» Task material
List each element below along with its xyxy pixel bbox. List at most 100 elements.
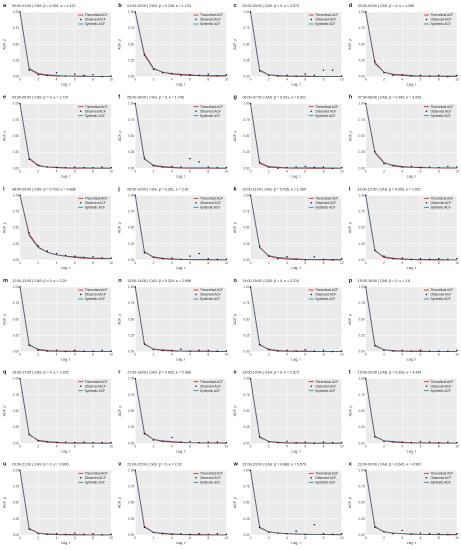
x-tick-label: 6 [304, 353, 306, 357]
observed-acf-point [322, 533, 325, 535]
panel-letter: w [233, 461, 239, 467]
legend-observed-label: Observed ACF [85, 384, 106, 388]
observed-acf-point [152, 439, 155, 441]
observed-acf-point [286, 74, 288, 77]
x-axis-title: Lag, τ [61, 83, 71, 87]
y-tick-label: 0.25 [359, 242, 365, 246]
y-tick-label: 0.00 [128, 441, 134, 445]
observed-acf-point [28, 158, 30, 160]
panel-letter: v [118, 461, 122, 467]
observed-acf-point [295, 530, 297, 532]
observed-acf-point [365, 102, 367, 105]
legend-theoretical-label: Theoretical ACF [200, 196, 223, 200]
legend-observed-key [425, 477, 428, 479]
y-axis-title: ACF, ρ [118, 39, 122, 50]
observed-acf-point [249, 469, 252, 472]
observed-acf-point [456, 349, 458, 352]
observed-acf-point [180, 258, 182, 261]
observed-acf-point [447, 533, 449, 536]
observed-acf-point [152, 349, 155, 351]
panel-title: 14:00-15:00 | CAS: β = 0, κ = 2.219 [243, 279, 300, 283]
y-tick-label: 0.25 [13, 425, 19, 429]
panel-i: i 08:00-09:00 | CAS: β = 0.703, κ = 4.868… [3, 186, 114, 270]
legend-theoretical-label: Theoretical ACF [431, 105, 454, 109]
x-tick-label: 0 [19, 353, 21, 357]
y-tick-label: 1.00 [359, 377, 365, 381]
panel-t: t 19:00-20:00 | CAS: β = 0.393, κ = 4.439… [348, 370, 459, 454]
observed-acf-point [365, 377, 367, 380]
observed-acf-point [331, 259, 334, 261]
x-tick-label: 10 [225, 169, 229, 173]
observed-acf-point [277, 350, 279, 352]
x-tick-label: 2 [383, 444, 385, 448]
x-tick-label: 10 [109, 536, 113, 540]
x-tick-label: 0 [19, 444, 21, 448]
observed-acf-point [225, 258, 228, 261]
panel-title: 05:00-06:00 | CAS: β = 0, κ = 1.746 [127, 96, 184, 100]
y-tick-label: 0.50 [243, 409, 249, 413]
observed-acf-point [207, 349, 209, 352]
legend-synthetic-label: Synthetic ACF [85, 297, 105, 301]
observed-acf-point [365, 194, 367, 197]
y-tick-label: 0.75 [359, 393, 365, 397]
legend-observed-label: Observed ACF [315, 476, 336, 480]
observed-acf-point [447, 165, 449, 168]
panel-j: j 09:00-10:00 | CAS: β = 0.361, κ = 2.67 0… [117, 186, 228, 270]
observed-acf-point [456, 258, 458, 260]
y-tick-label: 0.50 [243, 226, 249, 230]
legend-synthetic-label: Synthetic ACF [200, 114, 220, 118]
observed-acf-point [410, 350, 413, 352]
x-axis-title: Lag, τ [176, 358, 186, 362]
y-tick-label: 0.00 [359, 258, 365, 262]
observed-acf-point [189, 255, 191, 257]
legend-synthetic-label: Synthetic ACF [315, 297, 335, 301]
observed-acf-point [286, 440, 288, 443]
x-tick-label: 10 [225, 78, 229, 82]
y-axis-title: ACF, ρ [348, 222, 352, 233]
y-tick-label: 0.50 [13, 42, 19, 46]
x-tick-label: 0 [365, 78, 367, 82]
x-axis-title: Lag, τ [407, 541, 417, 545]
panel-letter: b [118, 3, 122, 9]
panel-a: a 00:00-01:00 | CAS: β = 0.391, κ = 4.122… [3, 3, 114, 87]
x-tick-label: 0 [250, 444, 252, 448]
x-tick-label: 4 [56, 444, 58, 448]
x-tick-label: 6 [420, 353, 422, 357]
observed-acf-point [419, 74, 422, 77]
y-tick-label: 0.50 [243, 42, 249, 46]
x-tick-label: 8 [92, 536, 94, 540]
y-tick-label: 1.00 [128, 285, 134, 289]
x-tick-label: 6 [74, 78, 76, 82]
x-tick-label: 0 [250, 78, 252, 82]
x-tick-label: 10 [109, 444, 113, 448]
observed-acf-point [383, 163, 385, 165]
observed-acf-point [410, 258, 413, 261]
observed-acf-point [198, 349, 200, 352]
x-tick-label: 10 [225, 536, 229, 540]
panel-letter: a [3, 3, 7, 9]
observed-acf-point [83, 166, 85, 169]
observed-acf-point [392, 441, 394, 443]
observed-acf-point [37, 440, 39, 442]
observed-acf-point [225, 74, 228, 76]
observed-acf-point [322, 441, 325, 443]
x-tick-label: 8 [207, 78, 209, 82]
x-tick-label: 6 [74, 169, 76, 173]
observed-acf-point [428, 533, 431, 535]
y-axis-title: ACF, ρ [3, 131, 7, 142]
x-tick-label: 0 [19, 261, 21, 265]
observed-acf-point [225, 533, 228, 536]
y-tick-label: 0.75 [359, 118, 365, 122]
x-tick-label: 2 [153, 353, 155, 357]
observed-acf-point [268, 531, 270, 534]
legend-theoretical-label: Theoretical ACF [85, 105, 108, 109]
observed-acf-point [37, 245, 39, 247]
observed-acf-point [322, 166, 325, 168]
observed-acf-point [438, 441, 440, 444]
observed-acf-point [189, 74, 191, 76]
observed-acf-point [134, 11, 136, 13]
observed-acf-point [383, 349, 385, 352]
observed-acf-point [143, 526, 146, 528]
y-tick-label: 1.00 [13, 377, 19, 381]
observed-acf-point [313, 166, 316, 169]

» Your goal
Count the lines in the rows above that contain the string "panel", and reply with only the number.

» Expected answer
10